EXTRACTED DATA →
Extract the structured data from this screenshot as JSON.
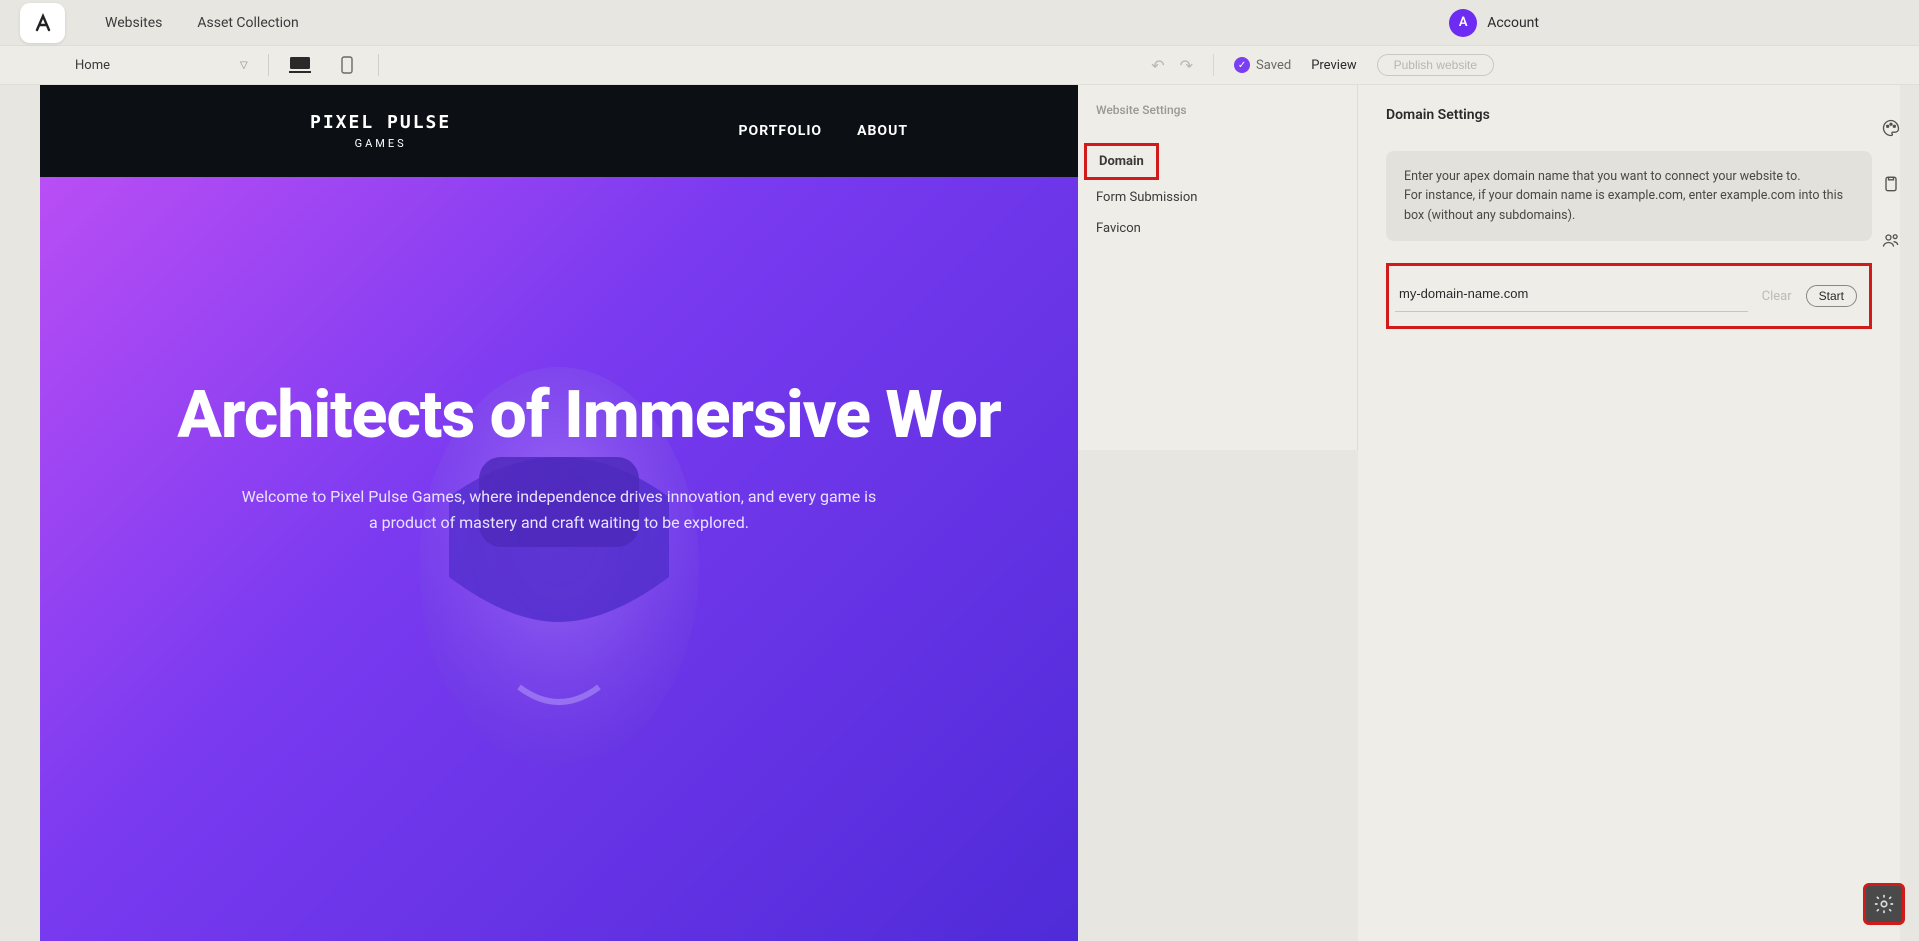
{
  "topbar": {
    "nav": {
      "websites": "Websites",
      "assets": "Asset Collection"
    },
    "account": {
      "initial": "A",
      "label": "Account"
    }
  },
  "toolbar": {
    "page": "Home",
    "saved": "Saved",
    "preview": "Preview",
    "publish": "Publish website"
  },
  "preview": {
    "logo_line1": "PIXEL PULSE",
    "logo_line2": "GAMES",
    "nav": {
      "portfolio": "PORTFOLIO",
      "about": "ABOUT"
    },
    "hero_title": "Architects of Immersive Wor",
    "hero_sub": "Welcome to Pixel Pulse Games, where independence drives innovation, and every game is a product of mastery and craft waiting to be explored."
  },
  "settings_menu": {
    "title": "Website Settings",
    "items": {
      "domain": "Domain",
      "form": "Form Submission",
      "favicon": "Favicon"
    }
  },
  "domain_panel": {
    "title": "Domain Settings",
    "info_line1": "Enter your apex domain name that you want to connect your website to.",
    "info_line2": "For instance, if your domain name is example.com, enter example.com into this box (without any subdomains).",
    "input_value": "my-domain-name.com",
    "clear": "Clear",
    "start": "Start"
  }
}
* * *
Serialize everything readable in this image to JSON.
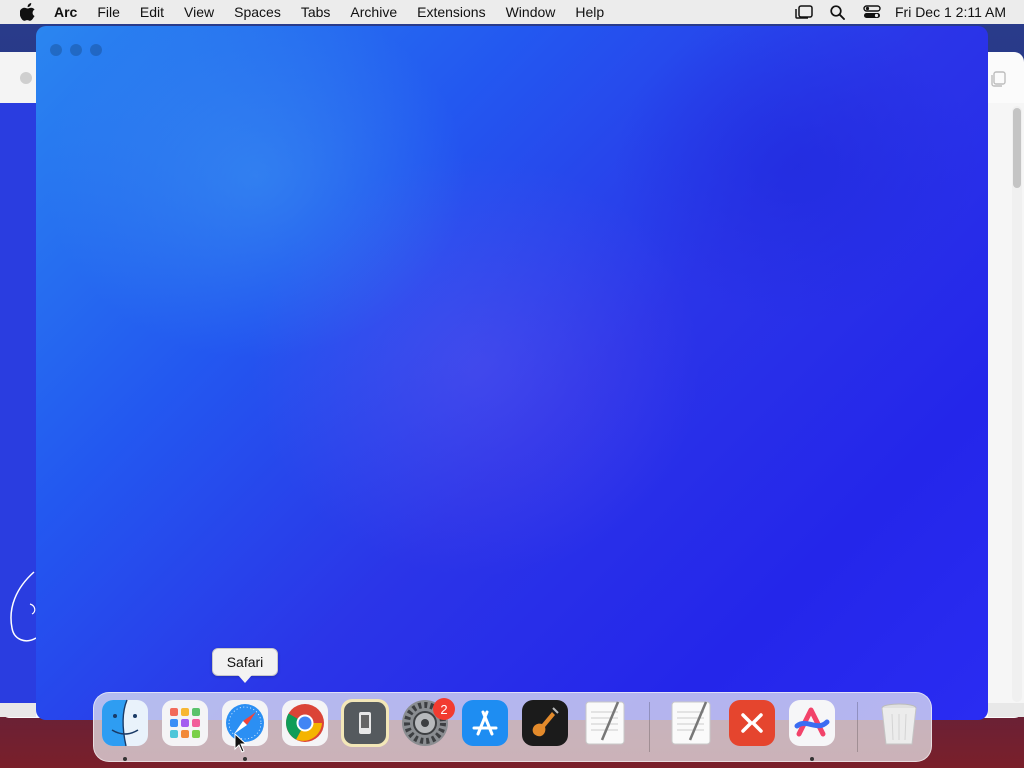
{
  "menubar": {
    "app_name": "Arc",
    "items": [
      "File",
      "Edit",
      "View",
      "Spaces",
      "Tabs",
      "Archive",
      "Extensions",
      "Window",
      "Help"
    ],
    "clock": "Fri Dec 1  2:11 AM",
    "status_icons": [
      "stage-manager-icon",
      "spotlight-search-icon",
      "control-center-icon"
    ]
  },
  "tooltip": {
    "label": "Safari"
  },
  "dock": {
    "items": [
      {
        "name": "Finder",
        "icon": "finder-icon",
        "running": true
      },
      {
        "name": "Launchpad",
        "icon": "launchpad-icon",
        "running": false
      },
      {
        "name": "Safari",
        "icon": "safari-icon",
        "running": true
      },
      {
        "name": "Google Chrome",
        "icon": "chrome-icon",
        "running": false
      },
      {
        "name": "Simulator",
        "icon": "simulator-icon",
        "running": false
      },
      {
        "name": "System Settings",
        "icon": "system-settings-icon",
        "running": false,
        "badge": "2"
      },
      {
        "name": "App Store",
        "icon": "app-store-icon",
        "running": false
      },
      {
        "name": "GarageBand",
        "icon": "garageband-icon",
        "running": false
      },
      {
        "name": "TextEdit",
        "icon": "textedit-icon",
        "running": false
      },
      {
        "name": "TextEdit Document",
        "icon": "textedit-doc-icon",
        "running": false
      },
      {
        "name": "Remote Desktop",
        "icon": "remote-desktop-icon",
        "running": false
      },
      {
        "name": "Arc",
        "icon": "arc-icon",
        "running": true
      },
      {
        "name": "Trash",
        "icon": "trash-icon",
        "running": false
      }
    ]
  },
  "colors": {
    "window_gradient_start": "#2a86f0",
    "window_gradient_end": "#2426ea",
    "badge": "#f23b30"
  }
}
---
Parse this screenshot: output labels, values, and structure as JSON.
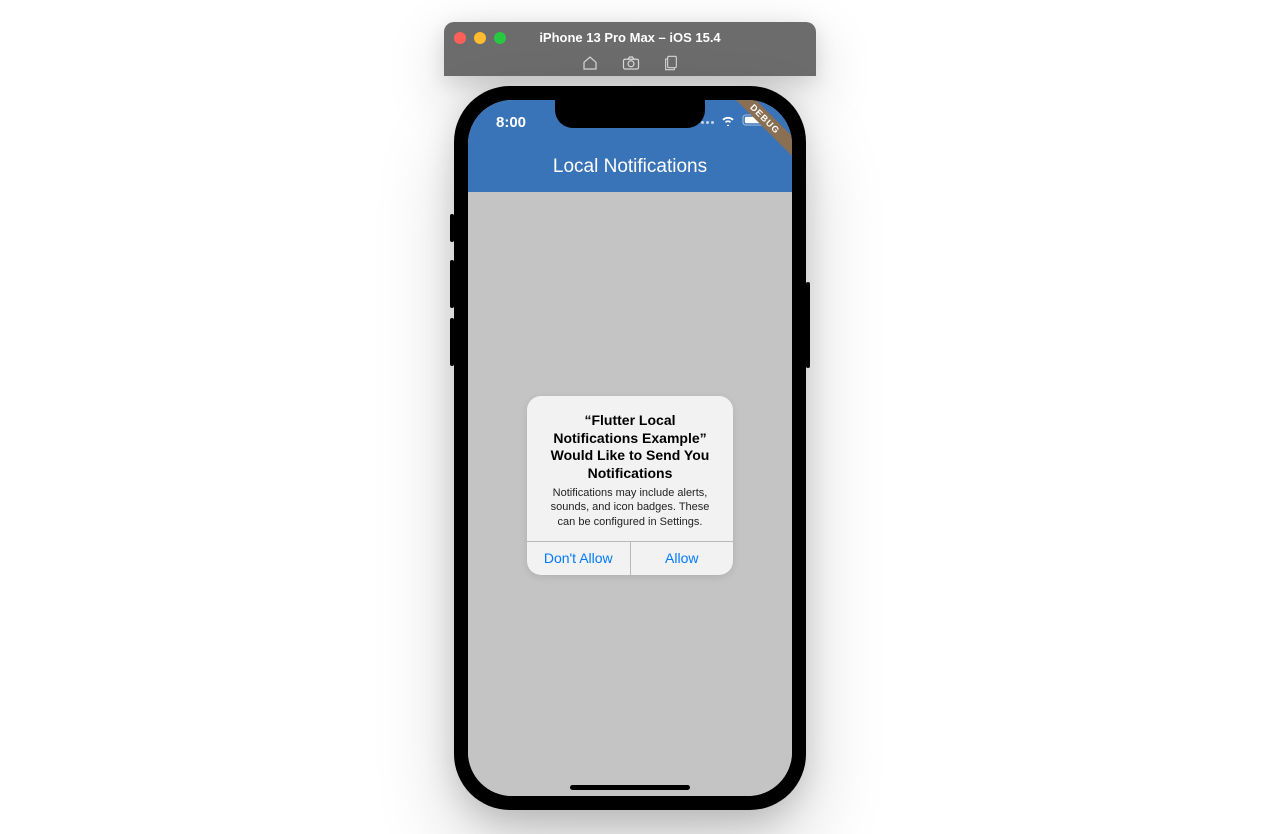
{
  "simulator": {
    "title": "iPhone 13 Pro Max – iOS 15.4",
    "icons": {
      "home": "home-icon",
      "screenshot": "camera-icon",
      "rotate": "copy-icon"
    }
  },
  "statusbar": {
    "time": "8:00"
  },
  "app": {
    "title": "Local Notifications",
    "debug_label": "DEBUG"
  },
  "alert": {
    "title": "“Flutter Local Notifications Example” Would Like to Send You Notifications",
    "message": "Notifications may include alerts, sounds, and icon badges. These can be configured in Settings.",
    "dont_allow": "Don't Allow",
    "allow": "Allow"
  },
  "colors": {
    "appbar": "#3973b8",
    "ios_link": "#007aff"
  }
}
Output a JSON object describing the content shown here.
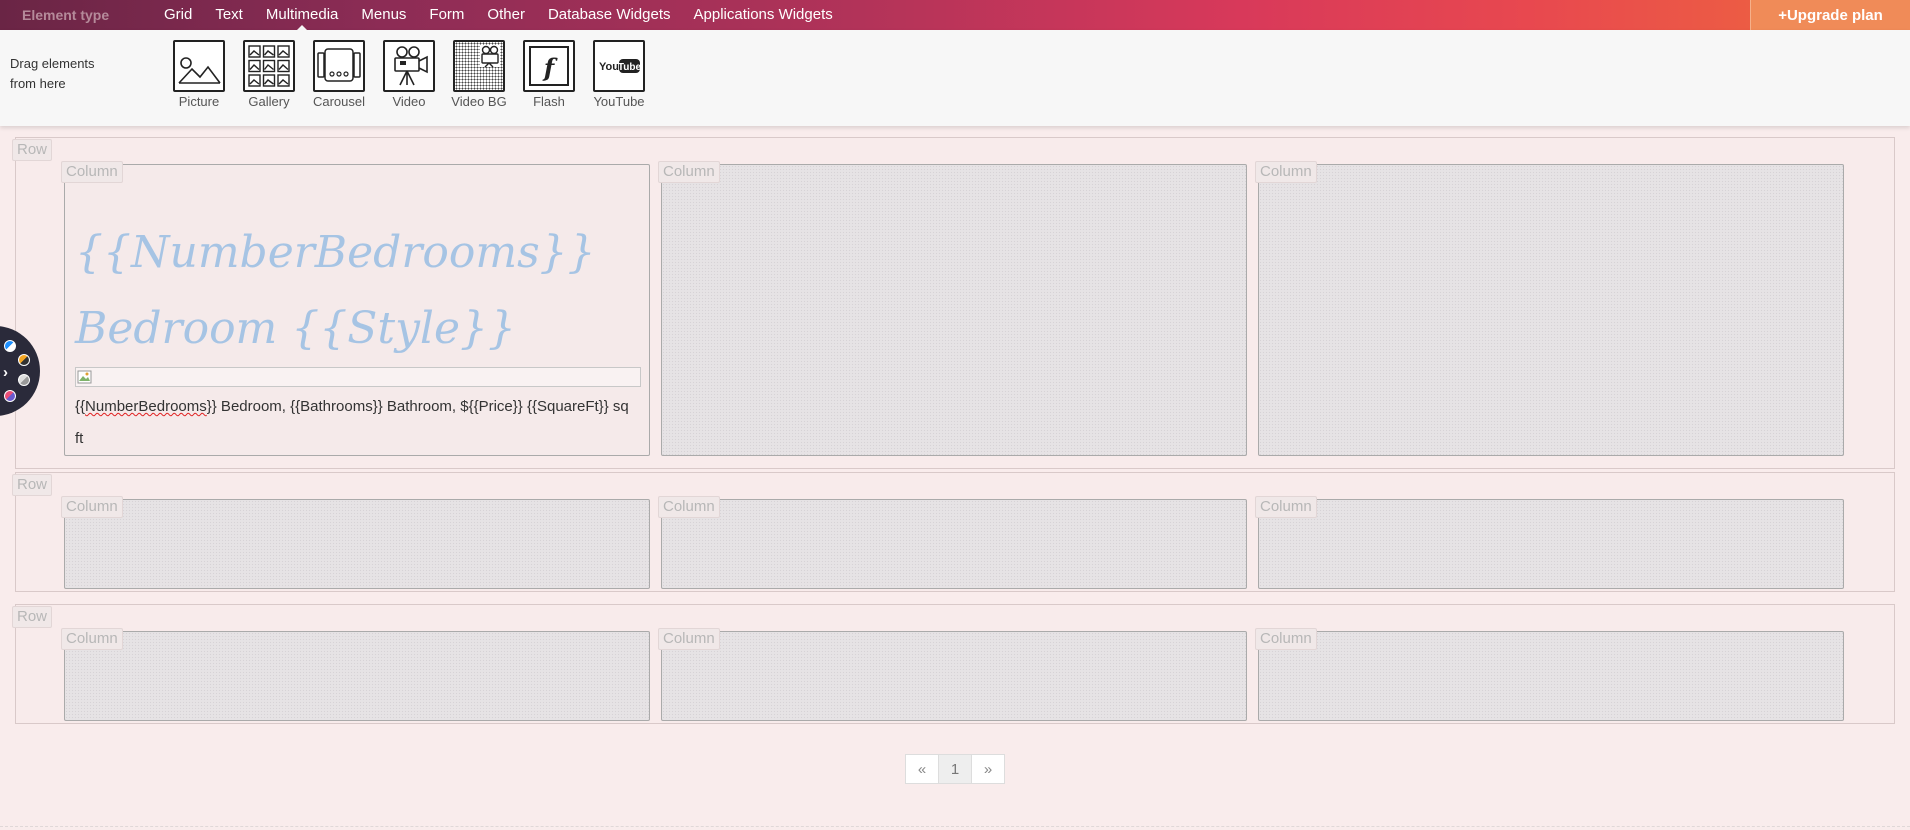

WHAT THIS TASK INVOLVES → Print everything from the line with "Parse this screenshot: output" down to the line with "Output a JSON" in the entries above, both lines included and nothing more, without the pictures.

FINAL RESULT →
Parse this screenshot: output labels, values, and structure as JSON.
{
  "simulator": {
    "title": "iPhone 13 Pro Max – iOS 15.4",
    "icons": {
      "home": "home-icon",
      "screenshot": "camera-icon",
      "rotate": "copy-icon"
    }
  },
  "statusbar": {
    "time": "8:00"
  },
  "app": {
    "title": "Local Notifications",
    "debug_label": "DEBUG"
  },
  "alert": {
    "title": "“Flutter Local Notifications Example” Would Like to Send You Notifications",
    "message": "Notifications may include alerts, sounds, and icon badges. These can be configured in Settings.",
    "dont_allow": "Don't Allow",
    "allow": "Allow"
  },
  "colors": {
    "appbar": "#3973b8",
    "ios_link": "#007aff"
  }
}
Output a JSON object describing the content shown here.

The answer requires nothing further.